# [RECORD EXCERPTS]
════════════════════

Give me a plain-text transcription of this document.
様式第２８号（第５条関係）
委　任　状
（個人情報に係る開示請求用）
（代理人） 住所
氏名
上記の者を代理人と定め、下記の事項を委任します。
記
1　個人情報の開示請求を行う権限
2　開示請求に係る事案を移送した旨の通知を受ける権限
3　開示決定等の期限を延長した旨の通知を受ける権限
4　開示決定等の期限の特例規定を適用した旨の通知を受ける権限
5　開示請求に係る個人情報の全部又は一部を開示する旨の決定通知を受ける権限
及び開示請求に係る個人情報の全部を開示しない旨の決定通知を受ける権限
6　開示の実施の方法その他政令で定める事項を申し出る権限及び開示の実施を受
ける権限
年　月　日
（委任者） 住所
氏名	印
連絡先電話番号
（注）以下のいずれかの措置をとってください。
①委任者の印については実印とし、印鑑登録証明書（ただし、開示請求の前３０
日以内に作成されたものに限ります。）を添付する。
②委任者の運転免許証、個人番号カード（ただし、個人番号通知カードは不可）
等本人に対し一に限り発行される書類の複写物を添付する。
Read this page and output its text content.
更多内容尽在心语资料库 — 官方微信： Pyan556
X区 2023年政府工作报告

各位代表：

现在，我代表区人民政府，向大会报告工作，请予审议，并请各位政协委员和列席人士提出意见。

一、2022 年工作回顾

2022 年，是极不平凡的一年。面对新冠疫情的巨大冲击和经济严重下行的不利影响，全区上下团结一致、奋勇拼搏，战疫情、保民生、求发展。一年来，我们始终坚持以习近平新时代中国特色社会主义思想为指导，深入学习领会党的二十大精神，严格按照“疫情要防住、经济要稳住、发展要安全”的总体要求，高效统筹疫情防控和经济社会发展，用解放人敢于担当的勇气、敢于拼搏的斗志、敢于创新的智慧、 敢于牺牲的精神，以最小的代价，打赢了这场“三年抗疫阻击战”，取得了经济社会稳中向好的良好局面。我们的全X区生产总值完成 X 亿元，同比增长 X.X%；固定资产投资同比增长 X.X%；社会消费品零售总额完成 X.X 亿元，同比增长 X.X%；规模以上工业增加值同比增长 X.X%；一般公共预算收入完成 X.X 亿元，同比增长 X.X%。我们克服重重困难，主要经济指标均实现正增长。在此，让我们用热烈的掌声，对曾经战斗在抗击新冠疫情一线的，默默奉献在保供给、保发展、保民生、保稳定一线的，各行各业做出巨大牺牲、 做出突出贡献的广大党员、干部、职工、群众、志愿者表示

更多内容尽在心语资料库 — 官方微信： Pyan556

════════════════════

# [PROBLEM STATEMENT]
Copy only this span: the line that contains "Read this page and output its text content.", the last line, and every line between them.

# [COMPLETE RESPONSE]
Read this page and output its text content.
更多内容尽在心语资料库 — 官方微信： Pyan556
X区 2023年政府工作报告

各位代表：

现在，我代表区人民政府，向大会报告工作，请予审议，并请各位政协委员和列席人士提出意见。

一、2022 年工作回顾

2022 年，是极不平凡的一年。面对新冠疫情的巨大冲击和经济严重下行的不利影响，全区上下团结一致、奋勇拼搏，战疫情、保民生、求发展。一年来，我们始终坚持以习近平新时代中国特色社会主义思想为指导，深入学习领会党的二十大精神，严格按照“疫情要防住、经济要稳住、发展要安全”的总体要求，高效统筹疫情防控和经济社会发展，用解放人敢于担当的勇气、敢于拼搏的斗志、敢于创新的智慧、 敢于牺牲的精神，以最小的代价，打赢了这场“三年抗疫阻击战”，取得了经济社会稳中向好的良好局面。我们的全X区生产总值完成 X 亿元，同比增长 X.X%；固定资产投资同比增长 X.X%；社会消费品零售总额完成 X.X 亿元，同比增长 X.X%；规模以上工业增加值同比增长 X.X%；一般公共预算收入完成 X.X 亿元，同比增长 X.X%。我们克服重重困难，主要经济指标均实现正增长。在此，让我们用热烈的掌声，对曾经战斗在抗击新冠疫情一线的，默默奉献在保供给、保发展、保民生、保稳定一线的，各行各业做出巨大牺牲、 做出突出贡献的广大党员、干部、职工、群众、志愿者表示

更多内容尽在心语资料库 — 官方微信： Pyan556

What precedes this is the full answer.